● Exercise
Give the number of lines holding the string "South", and nothing else.
──────────
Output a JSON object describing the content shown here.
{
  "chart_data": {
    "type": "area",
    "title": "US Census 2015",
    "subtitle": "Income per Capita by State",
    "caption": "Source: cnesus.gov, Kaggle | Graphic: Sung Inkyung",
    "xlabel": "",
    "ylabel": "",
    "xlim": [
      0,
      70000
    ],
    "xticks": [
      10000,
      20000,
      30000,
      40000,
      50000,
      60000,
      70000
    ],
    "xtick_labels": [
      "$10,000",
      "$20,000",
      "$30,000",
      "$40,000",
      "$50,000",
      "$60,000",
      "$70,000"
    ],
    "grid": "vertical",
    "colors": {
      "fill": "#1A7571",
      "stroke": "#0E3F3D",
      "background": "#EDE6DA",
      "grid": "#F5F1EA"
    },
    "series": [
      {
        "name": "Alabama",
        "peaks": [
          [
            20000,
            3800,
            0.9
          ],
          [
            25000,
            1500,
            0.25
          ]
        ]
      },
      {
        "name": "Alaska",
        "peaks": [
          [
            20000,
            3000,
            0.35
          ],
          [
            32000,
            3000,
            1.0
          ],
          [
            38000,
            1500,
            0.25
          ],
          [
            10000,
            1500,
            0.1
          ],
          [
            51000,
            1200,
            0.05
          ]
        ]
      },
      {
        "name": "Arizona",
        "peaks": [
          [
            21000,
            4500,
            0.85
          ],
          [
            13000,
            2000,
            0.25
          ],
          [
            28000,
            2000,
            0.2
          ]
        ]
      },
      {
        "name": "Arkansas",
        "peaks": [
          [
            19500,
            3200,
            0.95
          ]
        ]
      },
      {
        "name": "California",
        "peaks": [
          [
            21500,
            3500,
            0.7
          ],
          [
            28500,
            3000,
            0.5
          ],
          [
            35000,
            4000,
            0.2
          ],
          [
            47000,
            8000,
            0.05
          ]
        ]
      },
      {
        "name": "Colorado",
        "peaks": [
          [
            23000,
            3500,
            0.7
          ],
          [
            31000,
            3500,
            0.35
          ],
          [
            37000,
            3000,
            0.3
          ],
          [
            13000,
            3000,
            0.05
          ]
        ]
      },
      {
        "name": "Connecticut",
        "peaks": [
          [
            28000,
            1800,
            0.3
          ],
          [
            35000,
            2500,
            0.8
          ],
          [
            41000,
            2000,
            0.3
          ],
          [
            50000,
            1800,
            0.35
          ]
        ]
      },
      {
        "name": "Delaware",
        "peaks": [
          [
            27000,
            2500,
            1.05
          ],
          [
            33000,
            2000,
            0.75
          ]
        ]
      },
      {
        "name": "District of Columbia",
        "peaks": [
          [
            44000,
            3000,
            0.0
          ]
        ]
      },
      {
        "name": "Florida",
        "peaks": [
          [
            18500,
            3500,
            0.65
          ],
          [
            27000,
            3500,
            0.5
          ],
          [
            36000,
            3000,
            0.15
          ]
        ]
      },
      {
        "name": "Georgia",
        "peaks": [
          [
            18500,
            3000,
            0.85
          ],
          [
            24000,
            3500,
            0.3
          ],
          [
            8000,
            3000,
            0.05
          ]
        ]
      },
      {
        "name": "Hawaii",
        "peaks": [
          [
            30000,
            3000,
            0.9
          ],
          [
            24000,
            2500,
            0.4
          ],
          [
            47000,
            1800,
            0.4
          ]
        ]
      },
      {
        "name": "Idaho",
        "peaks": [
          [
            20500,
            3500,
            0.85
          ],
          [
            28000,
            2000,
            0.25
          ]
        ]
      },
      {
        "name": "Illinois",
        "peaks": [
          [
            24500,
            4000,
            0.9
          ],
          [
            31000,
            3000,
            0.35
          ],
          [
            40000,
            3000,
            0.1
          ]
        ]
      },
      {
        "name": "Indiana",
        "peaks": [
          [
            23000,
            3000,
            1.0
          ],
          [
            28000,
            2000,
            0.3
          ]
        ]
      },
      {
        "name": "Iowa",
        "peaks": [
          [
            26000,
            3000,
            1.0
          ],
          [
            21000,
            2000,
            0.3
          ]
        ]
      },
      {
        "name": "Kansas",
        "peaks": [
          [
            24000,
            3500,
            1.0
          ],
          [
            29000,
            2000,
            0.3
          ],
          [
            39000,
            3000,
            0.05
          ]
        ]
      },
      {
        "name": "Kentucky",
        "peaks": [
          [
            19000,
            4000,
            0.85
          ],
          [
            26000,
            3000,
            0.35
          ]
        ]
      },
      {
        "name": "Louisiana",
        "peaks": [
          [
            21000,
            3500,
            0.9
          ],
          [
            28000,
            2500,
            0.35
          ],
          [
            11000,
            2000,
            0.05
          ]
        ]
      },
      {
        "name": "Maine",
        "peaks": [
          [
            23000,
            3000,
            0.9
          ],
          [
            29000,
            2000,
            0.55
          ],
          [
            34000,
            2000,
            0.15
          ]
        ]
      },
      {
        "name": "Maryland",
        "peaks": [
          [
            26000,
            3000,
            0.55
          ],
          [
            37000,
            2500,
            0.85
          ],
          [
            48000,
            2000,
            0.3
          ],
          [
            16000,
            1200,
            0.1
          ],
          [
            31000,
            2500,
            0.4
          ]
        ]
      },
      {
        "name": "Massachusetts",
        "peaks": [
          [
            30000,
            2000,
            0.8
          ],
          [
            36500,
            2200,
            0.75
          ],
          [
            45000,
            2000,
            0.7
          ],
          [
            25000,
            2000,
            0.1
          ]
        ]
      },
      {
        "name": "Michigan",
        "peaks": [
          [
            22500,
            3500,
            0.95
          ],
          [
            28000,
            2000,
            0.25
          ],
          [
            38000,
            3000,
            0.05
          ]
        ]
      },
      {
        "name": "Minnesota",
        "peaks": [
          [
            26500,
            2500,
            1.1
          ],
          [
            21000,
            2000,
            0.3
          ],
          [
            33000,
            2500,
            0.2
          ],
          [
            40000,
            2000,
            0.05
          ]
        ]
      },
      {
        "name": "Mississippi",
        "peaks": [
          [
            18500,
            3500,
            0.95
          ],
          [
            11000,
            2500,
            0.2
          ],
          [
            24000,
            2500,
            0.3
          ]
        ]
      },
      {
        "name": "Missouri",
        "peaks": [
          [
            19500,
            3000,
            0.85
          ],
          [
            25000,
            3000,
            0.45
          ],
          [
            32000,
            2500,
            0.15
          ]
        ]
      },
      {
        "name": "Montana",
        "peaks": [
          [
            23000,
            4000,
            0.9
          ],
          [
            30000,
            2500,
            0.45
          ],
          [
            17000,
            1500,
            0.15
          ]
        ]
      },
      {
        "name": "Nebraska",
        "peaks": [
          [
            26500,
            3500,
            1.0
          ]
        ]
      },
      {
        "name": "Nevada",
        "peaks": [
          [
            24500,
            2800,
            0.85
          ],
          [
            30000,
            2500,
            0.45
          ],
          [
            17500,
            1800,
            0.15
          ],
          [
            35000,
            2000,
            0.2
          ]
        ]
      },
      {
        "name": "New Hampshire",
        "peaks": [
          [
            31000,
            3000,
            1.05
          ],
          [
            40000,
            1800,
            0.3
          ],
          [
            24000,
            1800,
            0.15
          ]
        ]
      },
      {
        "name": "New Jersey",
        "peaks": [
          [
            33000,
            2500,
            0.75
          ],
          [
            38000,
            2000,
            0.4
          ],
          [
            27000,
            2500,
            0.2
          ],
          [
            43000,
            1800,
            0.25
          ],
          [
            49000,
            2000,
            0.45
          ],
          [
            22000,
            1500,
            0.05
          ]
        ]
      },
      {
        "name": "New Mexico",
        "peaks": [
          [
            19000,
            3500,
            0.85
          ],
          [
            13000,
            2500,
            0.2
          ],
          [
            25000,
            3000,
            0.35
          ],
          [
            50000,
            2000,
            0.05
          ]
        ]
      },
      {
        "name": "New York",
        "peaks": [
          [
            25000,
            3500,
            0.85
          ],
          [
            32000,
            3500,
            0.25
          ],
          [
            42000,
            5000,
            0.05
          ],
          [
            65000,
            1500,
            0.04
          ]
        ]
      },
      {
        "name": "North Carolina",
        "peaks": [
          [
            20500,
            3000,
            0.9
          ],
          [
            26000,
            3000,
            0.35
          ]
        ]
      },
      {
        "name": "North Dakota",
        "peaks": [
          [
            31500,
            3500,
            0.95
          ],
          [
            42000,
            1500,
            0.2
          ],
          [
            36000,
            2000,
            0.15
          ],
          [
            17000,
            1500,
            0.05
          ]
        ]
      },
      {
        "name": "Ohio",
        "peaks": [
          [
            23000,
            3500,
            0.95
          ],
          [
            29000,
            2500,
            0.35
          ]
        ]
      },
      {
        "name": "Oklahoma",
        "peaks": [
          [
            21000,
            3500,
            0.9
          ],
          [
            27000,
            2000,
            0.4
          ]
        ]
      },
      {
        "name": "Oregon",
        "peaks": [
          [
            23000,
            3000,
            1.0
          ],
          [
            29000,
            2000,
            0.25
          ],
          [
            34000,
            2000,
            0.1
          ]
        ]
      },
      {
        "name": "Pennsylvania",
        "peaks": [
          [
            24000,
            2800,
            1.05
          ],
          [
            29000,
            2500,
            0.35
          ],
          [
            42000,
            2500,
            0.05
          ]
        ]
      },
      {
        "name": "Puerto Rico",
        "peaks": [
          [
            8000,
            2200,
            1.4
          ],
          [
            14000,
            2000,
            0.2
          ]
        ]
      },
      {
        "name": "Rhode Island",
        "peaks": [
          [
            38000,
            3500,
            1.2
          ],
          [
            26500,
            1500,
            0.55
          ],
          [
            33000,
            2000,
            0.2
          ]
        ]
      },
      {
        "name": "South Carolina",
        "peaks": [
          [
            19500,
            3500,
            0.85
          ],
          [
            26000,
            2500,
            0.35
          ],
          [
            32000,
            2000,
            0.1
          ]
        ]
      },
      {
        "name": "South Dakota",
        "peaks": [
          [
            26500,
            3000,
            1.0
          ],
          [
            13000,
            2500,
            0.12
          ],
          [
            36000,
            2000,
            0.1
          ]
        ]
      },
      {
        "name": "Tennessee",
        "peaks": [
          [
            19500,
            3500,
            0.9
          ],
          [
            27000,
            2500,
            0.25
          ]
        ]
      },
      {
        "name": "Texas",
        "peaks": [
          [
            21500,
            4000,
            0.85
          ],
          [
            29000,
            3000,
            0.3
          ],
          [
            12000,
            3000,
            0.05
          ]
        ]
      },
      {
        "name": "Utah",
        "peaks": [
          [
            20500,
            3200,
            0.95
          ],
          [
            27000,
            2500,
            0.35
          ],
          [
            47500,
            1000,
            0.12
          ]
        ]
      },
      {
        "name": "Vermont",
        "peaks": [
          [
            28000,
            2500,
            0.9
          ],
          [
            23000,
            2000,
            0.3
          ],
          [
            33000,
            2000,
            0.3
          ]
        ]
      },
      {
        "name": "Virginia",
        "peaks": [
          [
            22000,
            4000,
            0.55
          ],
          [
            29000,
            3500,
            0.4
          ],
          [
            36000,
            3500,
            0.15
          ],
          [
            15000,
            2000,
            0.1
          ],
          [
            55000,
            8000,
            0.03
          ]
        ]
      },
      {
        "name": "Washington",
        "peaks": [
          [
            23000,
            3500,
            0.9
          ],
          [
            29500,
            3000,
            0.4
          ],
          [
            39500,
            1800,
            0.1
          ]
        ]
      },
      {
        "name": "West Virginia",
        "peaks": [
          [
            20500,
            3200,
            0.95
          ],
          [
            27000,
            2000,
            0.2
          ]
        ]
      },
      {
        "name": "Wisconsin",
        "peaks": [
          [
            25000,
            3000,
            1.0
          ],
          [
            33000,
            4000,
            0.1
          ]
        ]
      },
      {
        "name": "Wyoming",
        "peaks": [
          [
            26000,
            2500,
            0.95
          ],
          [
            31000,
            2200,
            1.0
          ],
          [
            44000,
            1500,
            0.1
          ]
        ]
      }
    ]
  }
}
──────────
● Solution for this problem
2